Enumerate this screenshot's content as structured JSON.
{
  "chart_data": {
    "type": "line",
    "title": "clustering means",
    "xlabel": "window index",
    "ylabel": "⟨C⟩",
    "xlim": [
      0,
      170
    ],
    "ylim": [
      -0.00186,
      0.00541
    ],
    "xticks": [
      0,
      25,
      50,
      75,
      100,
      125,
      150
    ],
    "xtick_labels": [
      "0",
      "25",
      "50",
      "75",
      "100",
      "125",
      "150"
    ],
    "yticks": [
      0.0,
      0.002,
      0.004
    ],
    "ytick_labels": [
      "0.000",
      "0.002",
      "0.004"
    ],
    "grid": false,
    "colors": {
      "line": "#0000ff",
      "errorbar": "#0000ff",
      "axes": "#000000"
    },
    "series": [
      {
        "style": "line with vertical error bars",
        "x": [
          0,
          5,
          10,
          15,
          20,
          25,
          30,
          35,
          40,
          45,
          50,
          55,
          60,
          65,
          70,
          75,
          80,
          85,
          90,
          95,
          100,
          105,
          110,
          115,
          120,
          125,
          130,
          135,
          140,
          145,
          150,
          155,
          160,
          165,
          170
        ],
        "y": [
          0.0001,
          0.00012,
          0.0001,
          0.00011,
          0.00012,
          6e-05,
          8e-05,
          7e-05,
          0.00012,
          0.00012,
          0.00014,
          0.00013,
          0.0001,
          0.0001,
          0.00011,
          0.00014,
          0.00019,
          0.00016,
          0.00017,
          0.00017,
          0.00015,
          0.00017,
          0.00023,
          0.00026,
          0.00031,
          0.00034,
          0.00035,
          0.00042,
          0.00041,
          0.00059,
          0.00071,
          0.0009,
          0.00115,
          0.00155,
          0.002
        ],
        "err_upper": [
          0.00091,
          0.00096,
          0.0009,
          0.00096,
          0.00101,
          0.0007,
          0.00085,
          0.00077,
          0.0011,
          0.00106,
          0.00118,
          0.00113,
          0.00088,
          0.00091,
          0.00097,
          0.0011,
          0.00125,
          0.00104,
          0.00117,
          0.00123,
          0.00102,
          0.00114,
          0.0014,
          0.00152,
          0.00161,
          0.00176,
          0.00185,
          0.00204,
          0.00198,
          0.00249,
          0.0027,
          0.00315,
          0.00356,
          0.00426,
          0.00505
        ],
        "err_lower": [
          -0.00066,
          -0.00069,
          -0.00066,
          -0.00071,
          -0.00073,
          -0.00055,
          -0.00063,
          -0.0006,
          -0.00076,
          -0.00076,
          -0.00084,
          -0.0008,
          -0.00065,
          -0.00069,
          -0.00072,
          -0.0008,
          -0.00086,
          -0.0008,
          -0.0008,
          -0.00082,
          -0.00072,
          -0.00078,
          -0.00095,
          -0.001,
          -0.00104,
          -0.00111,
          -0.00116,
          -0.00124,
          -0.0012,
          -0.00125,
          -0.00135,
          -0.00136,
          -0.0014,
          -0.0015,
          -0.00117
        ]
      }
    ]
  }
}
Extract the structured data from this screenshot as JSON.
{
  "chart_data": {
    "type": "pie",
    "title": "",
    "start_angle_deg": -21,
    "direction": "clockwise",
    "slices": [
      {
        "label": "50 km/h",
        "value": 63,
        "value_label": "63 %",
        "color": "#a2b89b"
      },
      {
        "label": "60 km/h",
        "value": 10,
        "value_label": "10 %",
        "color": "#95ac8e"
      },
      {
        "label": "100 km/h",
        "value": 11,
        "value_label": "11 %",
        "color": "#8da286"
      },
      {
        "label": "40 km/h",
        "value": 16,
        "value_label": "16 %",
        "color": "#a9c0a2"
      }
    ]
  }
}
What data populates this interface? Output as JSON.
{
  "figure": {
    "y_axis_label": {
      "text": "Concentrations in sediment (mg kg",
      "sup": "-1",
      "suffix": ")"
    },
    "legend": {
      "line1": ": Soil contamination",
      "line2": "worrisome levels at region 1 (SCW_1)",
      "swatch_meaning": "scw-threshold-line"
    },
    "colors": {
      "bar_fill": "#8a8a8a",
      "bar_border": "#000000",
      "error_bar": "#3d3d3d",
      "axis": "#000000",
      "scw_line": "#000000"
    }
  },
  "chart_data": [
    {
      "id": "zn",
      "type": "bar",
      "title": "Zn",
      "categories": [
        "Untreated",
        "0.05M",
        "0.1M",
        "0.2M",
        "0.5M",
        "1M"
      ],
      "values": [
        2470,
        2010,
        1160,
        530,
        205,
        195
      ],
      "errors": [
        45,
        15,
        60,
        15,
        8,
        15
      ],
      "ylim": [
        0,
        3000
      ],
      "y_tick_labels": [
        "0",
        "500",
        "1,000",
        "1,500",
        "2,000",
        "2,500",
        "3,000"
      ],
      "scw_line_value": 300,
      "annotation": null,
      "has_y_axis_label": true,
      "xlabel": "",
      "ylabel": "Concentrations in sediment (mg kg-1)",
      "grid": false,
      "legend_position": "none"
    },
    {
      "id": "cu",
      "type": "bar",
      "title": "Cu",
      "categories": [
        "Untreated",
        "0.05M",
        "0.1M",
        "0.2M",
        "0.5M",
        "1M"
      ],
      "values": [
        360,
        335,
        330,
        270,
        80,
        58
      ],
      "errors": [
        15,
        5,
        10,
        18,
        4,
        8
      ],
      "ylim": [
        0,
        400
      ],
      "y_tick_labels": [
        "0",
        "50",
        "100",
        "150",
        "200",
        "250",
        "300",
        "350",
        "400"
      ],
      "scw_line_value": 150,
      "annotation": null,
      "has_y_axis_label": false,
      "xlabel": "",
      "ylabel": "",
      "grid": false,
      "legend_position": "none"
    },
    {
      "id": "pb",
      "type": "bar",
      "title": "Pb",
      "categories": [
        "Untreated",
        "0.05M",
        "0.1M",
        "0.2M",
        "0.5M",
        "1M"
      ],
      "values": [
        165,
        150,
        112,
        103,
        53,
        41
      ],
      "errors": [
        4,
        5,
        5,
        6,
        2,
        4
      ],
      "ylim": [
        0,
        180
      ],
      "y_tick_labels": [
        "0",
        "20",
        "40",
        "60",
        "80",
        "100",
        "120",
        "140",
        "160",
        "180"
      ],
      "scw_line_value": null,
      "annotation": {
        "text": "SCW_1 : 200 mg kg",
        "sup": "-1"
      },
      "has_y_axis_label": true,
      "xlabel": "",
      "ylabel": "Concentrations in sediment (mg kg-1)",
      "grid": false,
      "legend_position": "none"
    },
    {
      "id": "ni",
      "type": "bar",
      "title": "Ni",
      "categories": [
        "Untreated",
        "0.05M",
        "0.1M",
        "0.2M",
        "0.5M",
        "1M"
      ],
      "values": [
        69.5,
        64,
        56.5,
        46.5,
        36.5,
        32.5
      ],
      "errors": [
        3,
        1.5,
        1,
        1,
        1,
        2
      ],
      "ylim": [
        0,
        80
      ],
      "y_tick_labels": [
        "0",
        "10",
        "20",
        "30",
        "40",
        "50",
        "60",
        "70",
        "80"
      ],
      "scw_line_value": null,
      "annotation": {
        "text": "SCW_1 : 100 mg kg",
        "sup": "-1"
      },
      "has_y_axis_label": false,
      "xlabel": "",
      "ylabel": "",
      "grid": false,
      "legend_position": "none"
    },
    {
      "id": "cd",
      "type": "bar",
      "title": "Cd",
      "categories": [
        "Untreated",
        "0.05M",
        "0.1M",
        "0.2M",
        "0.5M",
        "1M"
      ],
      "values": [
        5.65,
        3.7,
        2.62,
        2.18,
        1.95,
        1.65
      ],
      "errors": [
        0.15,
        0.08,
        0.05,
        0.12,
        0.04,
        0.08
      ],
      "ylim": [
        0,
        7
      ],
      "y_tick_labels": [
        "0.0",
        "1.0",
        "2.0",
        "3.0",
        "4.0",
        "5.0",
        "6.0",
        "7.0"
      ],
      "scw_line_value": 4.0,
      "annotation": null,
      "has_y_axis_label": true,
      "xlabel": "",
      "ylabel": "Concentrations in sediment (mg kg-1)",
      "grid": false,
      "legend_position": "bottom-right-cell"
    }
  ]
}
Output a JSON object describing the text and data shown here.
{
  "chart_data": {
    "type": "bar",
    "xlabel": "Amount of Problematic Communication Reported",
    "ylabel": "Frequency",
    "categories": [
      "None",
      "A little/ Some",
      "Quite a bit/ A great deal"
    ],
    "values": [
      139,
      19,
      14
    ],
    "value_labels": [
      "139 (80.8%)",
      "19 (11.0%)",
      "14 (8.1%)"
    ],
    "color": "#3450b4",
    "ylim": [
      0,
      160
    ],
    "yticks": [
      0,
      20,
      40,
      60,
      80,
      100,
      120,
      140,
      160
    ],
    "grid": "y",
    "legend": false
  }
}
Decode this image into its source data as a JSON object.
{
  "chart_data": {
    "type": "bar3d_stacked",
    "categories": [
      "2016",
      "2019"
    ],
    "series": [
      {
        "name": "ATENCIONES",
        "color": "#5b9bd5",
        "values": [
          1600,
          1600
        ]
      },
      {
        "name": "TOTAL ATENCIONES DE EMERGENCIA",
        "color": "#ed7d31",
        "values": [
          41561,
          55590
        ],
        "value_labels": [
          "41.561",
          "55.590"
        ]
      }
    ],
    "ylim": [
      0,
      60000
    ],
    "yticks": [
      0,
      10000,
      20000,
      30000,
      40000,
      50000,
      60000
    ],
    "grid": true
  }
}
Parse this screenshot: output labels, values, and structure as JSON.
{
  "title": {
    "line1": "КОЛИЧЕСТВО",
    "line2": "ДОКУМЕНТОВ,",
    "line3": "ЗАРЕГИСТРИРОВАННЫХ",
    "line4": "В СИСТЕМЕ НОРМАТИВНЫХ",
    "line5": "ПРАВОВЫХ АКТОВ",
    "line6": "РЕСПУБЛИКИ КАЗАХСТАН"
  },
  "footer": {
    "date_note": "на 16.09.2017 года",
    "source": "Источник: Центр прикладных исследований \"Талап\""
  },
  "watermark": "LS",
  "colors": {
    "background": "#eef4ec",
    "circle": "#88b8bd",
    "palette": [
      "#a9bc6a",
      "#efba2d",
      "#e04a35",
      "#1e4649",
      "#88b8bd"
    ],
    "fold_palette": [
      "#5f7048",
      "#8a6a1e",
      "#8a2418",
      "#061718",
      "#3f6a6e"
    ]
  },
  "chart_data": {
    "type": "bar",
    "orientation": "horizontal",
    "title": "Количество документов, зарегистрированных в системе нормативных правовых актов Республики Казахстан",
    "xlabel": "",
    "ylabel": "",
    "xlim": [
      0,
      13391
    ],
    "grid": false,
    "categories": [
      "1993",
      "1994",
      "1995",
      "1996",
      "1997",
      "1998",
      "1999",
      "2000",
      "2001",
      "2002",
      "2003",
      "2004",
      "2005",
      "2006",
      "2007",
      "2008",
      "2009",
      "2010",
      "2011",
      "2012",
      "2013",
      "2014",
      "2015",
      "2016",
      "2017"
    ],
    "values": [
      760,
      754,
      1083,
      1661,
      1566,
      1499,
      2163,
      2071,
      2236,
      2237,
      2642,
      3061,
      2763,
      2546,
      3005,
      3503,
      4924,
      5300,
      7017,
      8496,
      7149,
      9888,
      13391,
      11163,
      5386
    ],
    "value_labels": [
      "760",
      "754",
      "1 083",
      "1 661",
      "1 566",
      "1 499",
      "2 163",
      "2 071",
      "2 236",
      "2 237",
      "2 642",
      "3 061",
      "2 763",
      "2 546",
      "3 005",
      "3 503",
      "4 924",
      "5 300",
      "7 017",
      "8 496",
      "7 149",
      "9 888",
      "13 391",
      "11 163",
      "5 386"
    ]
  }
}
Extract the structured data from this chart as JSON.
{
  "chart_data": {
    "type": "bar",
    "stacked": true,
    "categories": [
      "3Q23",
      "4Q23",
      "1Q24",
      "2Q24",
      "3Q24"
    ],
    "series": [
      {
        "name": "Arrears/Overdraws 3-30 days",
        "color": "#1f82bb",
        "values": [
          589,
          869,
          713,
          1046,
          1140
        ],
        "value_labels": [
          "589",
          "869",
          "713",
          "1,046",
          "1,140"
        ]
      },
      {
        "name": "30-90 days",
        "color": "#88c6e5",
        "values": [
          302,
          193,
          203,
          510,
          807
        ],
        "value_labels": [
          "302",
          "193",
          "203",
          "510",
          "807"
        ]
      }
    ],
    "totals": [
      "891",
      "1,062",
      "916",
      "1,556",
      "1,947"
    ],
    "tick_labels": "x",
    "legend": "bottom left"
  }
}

(Objective)
Report how many lines in the records above contain the word "from", giving only the number.

(Solution for this exercise)
2